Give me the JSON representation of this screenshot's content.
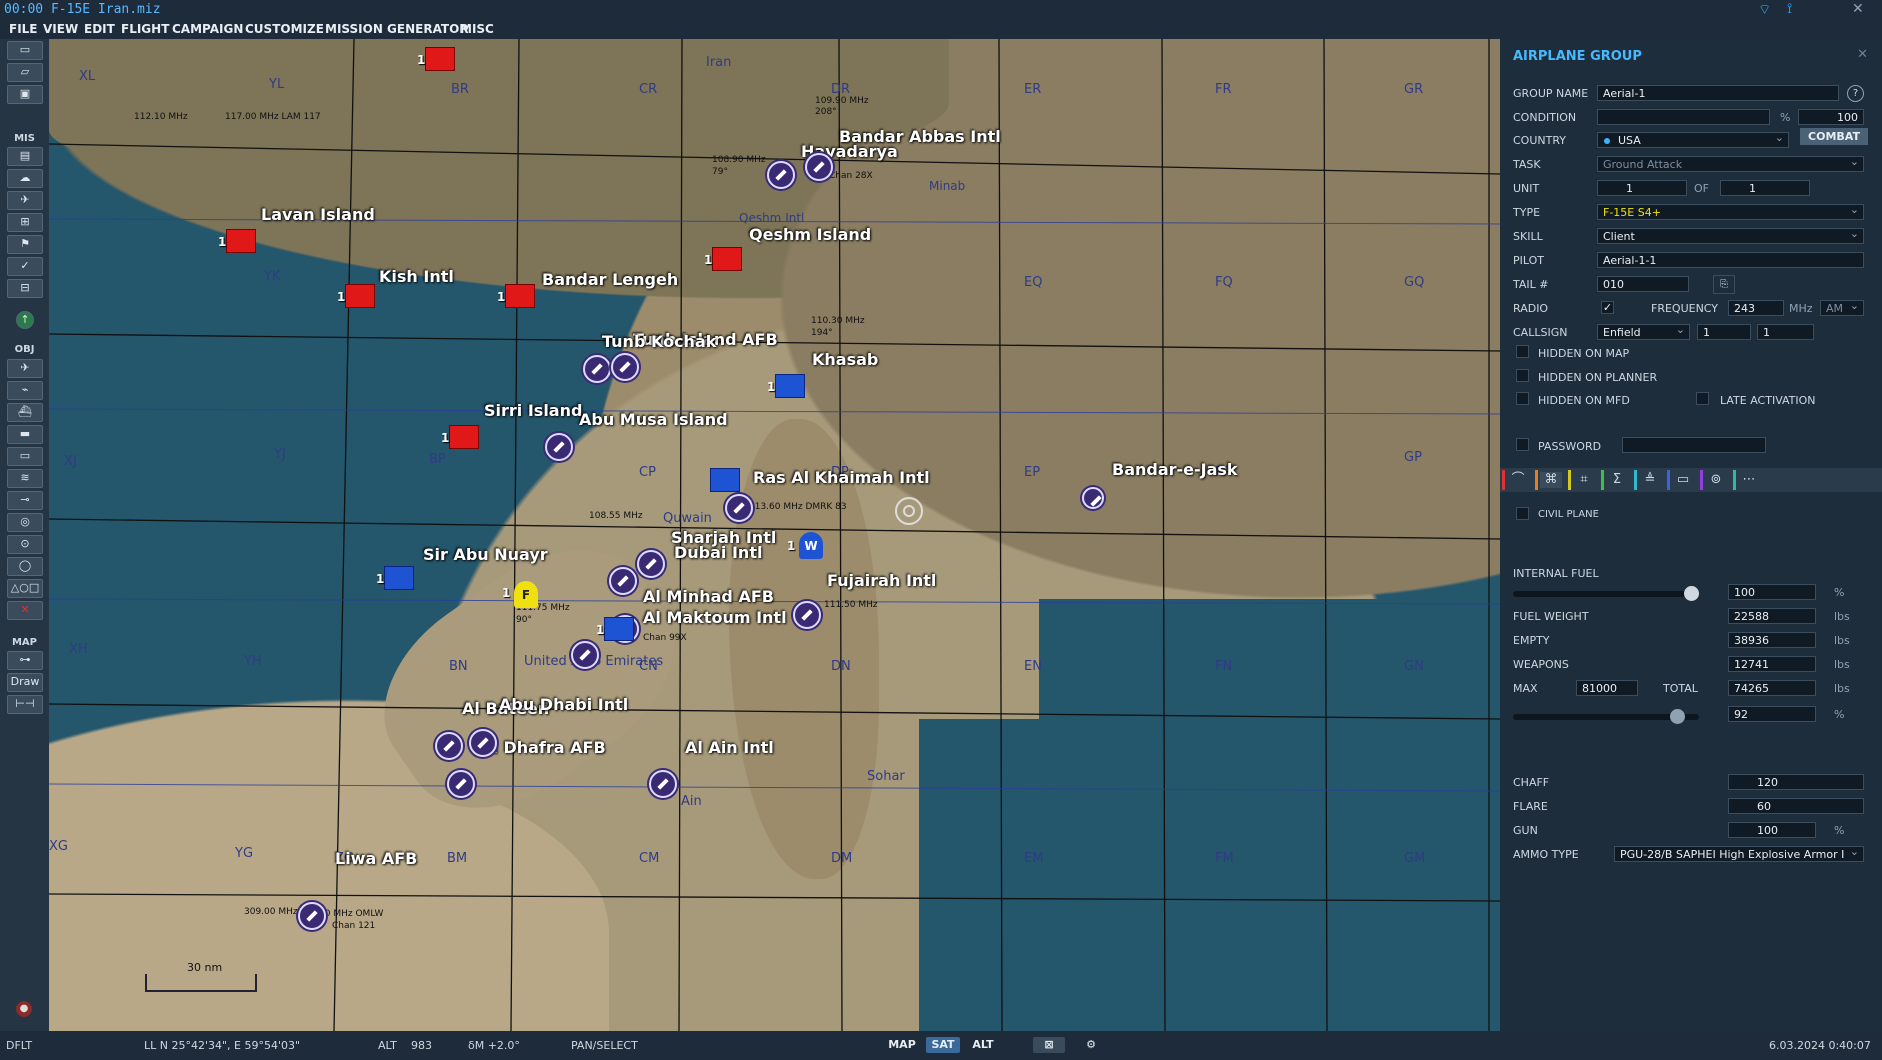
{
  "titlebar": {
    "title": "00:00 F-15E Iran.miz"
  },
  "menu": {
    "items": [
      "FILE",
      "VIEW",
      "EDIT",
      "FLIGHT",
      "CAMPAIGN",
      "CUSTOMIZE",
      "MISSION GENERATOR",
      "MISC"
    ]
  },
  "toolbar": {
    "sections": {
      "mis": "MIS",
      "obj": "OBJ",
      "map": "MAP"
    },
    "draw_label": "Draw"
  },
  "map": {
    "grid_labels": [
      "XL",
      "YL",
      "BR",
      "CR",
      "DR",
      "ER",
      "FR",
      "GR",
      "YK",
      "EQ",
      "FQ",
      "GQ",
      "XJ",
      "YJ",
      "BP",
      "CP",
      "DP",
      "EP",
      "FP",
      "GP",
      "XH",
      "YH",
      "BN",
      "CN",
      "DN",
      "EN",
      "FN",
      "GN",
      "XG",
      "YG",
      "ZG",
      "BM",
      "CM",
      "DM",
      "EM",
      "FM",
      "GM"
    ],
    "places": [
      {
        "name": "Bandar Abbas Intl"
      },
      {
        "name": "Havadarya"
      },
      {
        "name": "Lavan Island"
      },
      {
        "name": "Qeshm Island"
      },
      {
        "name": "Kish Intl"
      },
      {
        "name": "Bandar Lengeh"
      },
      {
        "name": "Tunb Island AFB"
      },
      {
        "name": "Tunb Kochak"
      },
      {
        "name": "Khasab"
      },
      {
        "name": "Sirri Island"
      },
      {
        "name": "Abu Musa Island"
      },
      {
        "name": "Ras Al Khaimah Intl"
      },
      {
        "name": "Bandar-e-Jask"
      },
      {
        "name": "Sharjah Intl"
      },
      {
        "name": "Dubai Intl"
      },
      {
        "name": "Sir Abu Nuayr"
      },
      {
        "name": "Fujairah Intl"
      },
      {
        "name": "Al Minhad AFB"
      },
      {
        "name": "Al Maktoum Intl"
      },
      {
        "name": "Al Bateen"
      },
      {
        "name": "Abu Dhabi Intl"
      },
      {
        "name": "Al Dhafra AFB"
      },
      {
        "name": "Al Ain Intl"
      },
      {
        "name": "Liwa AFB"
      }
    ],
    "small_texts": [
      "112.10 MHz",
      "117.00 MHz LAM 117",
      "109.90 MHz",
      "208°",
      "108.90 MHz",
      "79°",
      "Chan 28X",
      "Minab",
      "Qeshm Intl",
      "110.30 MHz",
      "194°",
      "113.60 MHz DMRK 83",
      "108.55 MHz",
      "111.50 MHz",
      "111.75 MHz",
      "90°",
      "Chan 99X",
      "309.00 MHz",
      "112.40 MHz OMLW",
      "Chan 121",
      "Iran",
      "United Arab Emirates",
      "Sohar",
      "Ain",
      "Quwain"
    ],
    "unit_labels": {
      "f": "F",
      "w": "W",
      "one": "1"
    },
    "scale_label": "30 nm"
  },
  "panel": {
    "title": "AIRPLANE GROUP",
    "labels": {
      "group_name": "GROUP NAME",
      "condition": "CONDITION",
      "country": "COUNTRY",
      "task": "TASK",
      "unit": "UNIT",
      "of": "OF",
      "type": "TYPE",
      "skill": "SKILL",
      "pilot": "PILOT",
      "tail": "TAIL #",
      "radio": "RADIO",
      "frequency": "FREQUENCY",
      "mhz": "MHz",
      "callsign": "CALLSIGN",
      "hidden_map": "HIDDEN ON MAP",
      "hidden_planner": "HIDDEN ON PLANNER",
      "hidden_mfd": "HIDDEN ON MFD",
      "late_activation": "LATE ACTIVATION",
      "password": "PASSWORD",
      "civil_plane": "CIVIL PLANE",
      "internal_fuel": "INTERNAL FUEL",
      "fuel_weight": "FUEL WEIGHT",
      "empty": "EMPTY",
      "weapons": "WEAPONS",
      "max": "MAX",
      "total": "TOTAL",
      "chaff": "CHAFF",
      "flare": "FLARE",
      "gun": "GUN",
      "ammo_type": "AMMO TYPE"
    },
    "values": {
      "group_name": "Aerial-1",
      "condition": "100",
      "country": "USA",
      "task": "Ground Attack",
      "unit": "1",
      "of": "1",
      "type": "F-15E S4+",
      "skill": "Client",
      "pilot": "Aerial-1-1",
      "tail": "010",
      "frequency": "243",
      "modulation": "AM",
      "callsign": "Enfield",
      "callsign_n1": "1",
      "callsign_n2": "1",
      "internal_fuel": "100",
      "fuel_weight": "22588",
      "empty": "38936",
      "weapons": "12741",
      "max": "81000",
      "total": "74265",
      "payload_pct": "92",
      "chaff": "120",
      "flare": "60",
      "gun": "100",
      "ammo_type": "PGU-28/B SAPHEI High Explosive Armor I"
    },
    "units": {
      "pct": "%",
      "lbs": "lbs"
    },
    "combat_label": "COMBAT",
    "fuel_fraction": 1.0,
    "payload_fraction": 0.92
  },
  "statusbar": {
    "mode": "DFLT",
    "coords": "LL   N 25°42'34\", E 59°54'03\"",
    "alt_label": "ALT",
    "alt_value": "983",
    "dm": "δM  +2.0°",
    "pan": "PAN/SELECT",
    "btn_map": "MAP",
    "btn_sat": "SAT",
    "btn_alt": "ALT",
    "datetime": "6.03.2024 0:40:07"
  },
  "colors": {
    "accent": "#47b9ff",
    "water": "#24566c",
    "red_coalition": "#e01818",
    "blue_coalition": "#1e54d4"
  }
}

.....

### Short exercise:
Copy everything in the records above except the pictures, exactly as written.

### Task answer:
Give me the JSON representation of this screenshot's content.
{
  "titlebar": {
    "title": "00:00 F-15E Iran.miz"
  },
  "menu": {
    "items": [
      "FILE",
      "VIEW",
      "EDIT",
      "FLIGHT",
      "CAMPAIGN",
      "CUSTOMIZE",
      "MISSION GENERATOR",
      "MISC"
    ]
  },
  "toolbar": {
    "sections": {
      "mis": "MIS",
      "obj": "OBJ",
      "map": "MAP"
    },
    "draw_label": "Draw"
  },
  "map": {
    "grid_labels": [
      "XL",
      "YL",
      "BR",
      "CR",
      "DR",
      "ER",
      "FR",
      "GR",
      "YK",
      "EQ",
      "FQ",
      "GQ",
      "XJ",
      "YJ",
      "BP",
      "CP",
      "DP",
      "EP",
      "FP",
      "GP",
      "XH",
      "YH",
      "BN",
      "CN",
      "DN",
      "EN",
      "FN",
      "GN",
      "XG",
      "YG",
      "ZG",
      "BM",
      "CM",
      "DM",
      "EM",
      "FM",
      "GM"
    ],
    "places": [
      {
        "name": "Bandar Abbas Intl"
      },
      {
        "name": "Havadarya"
      },
      {
        "name": "Lavan Island"
      },
      {
        "name": "Qeshm Island"
      },
      {
        "name": "Kish Intl"
      },
      {
        "name": "Bandar Lengeh"
      },
      {
        "name": "Tunb Island AFB"
      },
      {
        "name": "Tunb Kochak"
      },
      {
        "name": "Khasab"
      },
      {
        "name": "Sirri Island"
      },
      {
        "name": "Abu Musa Island"
      },
      {
        "name": "Ras Al Khaimah Intl"
      },
      {
        "name": "Bandar-e-Jask"
      },
      {
        "name": "Sharjah Intl"
      },
      {
        "name": "Dubai Intl"
      },
      {
        "name": "Sir Abu Nuayr"
      },
      {
        "name": "Fujairah Intl"
      },
      {
        "name": "Al Minhad AFB"
      },
      {
        "name": "Al Maktoum Intl"
      },
      {
        "name": "Al Bateen"
      },
      {
        "name": "Abu Dhabi Intl"
      },
      {
        "name": "Al Dhafra AFB"
      },
      {
        "name": "Al Ain Intl"
      },
      {
        "name": "Liwa AFB"
      }
    ],
    "small_texts": [
      "112.10 MHz",
      "117.00 MHz LAM 117",
      "109.90 MHz",
      "208°",
      "108.90 MHz",
      "79°",
      "Chan 28X",
      "Minab",
      "Qeshm Intl",
      "110.30 MHz",
      "194°",
      "113.60 MHz DMRK 83",
      "108.55 MHz",
      "111.50 MHz",
      "111.75 MHz",
      "90°",
      "Chan 99X",
      "309.00 MHz",
      "112.40 MHz OMLW",
      "Chan 121",
      "Iran",
      "United Arab Emirates",
      "Sohar",
      "Ain",
      "Quwain"
    ],
    "unit_labels": {
      "f": "F",
      "w": "W",
      "one": "1"
    },
    "scale_label": "30 nm"
  },
  "panel": {
    "title": "AIRPLANE GROUP",
    "labels": {
      "group_name": "GROUP NAME",
      "condition": "CONDITION",
      "country": "COUNTRY",
      "task": "TASK",
      "unit": "UNIT",
      "of": "OF",
      "type": "TYPE",
      "skill": "SKILL",
      "pilot": "PILOT",
      "tail": "TAIL #",
      "radio": "RADIO",
      "frequency": "FREQUENCY",
      "mhz": "MHz",
      "callsign": "CALLSIGN",
      "hidden_map": "HIDDEN ON MAP",
      "hidden_planner": "HIDDEN ON PLANNER",
      "hidden_mfd": "HIDDEN ON MFD",
      "late_activation": "LATE ACTIVATION",
      "password": "PASSWORD",
      "civil_plane": "CIVIL PLANE",
      "internal_fuel": "INTERNAL FUEL",
      "fuel_weight": "FUEL WEIGHT",
      "empty": "EMPTY",
      "weapons": "WEAPONS",
      "max": "MAX",
      "total": "TOTAL",
      "chaff": "CHAFF",
      "flare": "FLARE",
      "gun": "GUN",
      "ammo_type": "AMMO TYPE"
    },
    "values": {
      "group_name": "Aerial-1",
      "condition": "100",
      "country": "USA",
      "task": "Ground Attack",
      "unit": "1",
      "of": "1",
      "type": "F-15E S4+",
      "skill": "Client",
      "pilot": "Aerial-1-1",
      "tail": "010",
      "frequency": "243",
      "modulation": "AM",
      "callsign": "Enfield",
      "callsign_n1": "1",
      "callsign_n2": "1",
      "internal_fuel": "100",
      "fuel_weight": "22588",
      "empty": "38936",
      "weapons": "12741",
      "max": "81000",
      "total": "74265",
      "payload_pct": "92",
      "chaff": "120",
      "flare": "60",
      "gun": "100",
      "ammo_type": "PGU-28/B SAPHEI High Explosive Armor I"
    },
    "units": {
      "pct": "%",
      "lbs": "lbs"
    },
    "combat_label": "COMBAT",
    "fuel_fraction": 1.0,
    "payload_fraction": 0.92
  },
  "statusbar": {
    "mode": "DFLT",
    "coords": "LL   N 25°42'34\", E 59°54'03\"",
    "alt_label": "ALT",
    "alt_value": "983",
    "dm": "δM  +2.0°",
    "pan": "PAN/SELECT",
    "btn_map": "MAP",
    "btn_sat": "SAT",
    "btn_alt": "ALT",
    "datetime": "6.03.2024 0:40:07"
  },
  "colors": {
    "accent": "#47b9ff",
    "water": "#24566c",
    "red_coalition": "#e01818",
    "blue_coalition": "#1e54d4"
  }
}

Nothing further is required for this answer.